◆ SHORT TASK:
Print the listing in its entirety and exactly, leaving out images.
-------- RECORD SET --------
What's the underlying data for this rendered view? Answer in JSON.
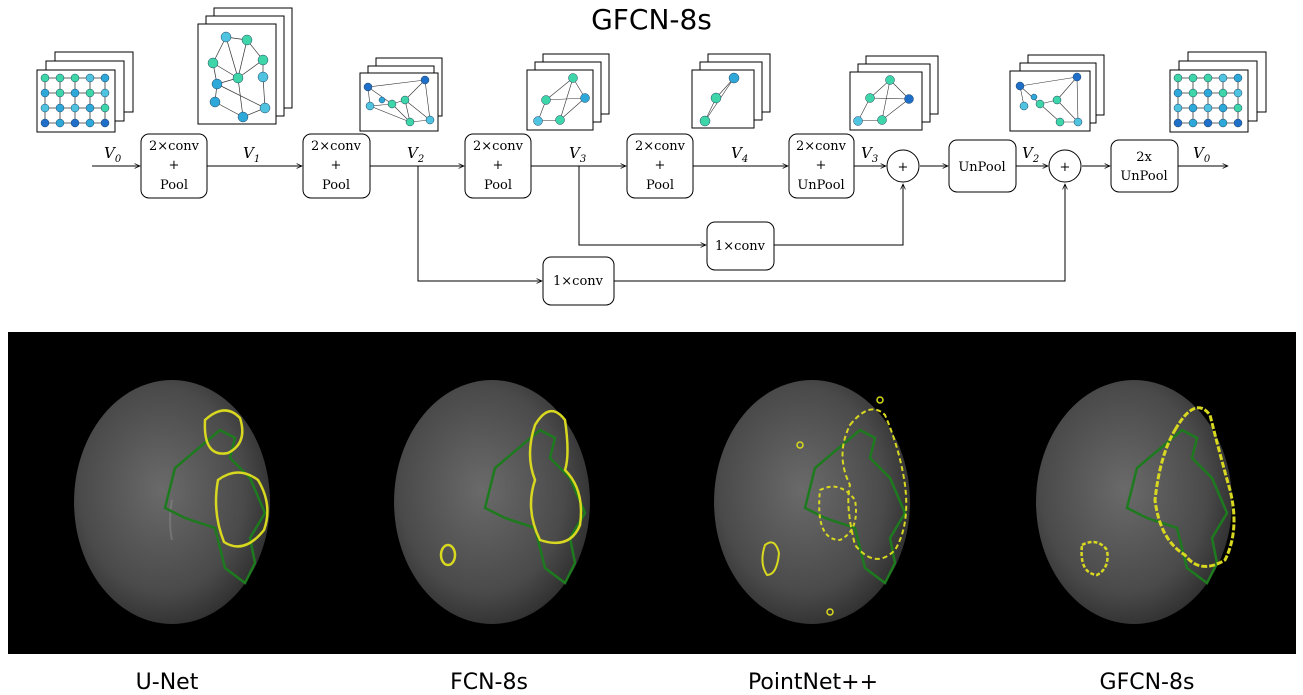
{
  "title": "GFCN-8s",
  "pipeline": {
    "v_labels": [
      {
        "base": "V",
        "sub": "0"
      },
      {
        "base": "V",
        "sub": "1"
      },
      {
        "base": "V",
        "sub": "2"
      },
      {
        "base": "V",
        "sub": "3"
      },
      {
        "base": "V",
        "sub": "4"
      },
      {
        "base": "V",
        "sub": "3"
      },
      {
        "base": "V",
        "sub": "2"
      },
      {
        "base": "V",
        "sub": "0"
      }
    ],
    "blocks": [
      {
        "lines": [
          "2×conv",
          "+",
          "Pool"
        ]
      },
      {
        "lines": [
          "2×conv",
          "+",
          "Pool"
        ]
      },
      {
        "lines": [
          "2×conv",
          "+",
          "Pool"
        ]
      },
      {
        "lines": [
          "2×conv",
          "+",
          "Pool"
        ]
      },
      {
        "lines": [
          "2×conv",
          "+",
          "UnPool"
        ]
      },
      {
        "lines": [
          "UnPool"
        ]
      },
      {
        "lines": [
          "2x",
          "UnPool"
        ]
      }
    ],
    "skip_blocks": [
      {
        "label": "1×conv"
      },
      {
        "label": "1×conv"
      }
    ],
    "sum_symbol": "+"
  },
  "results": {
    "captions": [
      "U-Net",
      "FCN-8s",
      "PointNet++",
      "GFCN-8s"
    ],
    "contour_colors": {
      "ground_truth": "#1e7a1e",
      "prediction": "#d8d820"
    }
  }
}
--------
◆ SOLUTION FOR THIS TASK:
What's the underlying data for this rendered view? Answer in JSON.
{
  "title": "GFCN-8s",
  "pipeline": {
    "v_labels": [
      {
        "base": "V",
        "sub": "0"
      },
      {
        "base": "V",
        "sub": "1"
      },
      {
        "base": "V",
        "sub": "2"
      },
      {
        "base": "V",
        "sub": "3"
      },
      {
        "base": "V",
        "sub": "4"
      },
      {
        "base": "V",
        "sub": "3"
      },
      {
        "base": "V",
        "sub": "2"
      },
      {
        "base": "V",
        "sub": "0"
      }
    ],
    "blocks": [
      {
        "lines": [
          "2×conv",
          "+",
          "Pool"
        ]
      },
      {
        "lines": [
          "2×conv",
          "+",
          "Pool"
        ]
      },
      {
        "lines": [
          "2×conv",
          "+",
          "Pool"
        ]
      },
      {
        "lines": [
          "2×conv",
          "+",
          "Pool"
        ]
      },
      {
        "lines": [
          "2×conv",
          "+",
          "UnPool"
        ]
      },
      {
        "lines": [
          "UnPool"
        ]
      },
      {
        "lines": [
          "2x",
          "UnPool"
        ]
      }
    ],
    "skip_blocks": [
      {
        "label": "1×conv"
      },
      {
        "label": "1×conv"
      }
    ],
    "sum_symbol": "+"
  },
  "results": {
    "captions": [
      "U-Net",
      "FCN-8s",
      "PointNet++",
      "GFCN-8s"
    ],
    "contour_colors": {
      "ground_truth": "#1e7a1e",
      "prediction": "#d8d820"
    }
  }
}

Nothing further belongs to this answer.